### Set task:
Return the lines below that carry the word "JSON".

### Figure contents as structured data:
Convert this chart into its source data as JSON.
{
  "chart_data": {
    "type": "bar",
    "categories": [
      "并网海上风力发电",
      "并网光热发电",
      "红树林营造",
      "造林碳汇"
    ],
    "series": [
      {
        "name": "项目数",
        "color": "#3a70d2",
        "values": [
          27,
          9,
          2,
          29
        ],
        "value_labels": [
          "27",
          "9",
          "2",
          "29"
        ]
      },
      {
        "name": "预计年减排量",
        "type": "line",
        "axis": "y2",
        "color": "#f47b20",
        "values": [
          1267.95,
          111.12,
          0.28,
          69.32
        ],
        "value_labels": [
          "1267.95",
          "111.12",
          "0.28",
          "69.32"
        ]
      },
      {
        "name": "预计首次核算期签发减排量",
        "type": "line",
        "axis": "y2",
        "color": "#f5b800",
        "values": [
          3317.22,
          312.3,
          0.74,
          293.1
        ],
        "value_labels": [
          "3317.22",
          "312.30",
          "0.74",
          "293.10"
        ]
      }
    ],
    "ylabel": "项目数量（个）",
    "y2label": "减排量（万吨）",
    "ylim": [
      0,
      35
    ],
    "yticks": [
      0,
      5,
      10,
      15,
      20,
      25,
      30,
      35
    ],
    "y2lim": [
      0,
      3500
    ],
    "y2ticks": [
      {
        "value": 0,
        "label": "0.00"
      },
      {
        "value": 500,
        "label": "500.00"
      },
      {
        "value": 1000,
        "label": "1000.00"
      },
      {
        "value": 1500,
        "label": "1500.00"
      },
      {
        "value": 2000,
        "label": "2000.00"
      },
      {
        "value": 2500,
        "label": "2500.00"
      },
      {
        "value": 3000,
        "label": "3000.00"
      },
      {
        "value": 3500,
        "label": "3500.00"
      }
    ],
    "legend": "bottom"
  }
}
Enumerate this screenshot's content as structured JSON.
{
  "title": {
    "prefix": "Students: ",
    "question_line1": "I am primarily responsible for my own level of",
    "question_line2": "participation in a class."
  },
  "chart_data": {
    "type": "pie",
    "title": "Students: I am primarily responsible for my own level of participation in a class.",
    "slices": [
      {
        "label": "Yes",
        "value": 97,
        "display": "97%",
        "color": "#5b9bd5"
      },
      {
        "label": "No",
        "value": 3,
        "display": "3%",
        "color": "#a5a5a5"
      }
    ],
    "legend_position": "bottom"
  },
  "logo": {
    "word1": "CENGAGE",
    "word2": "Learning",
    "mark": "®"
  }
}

### Solution to the problem:
Convert this chart into its source data as JSON.
Enumerate this screenshot's content as structured JSON.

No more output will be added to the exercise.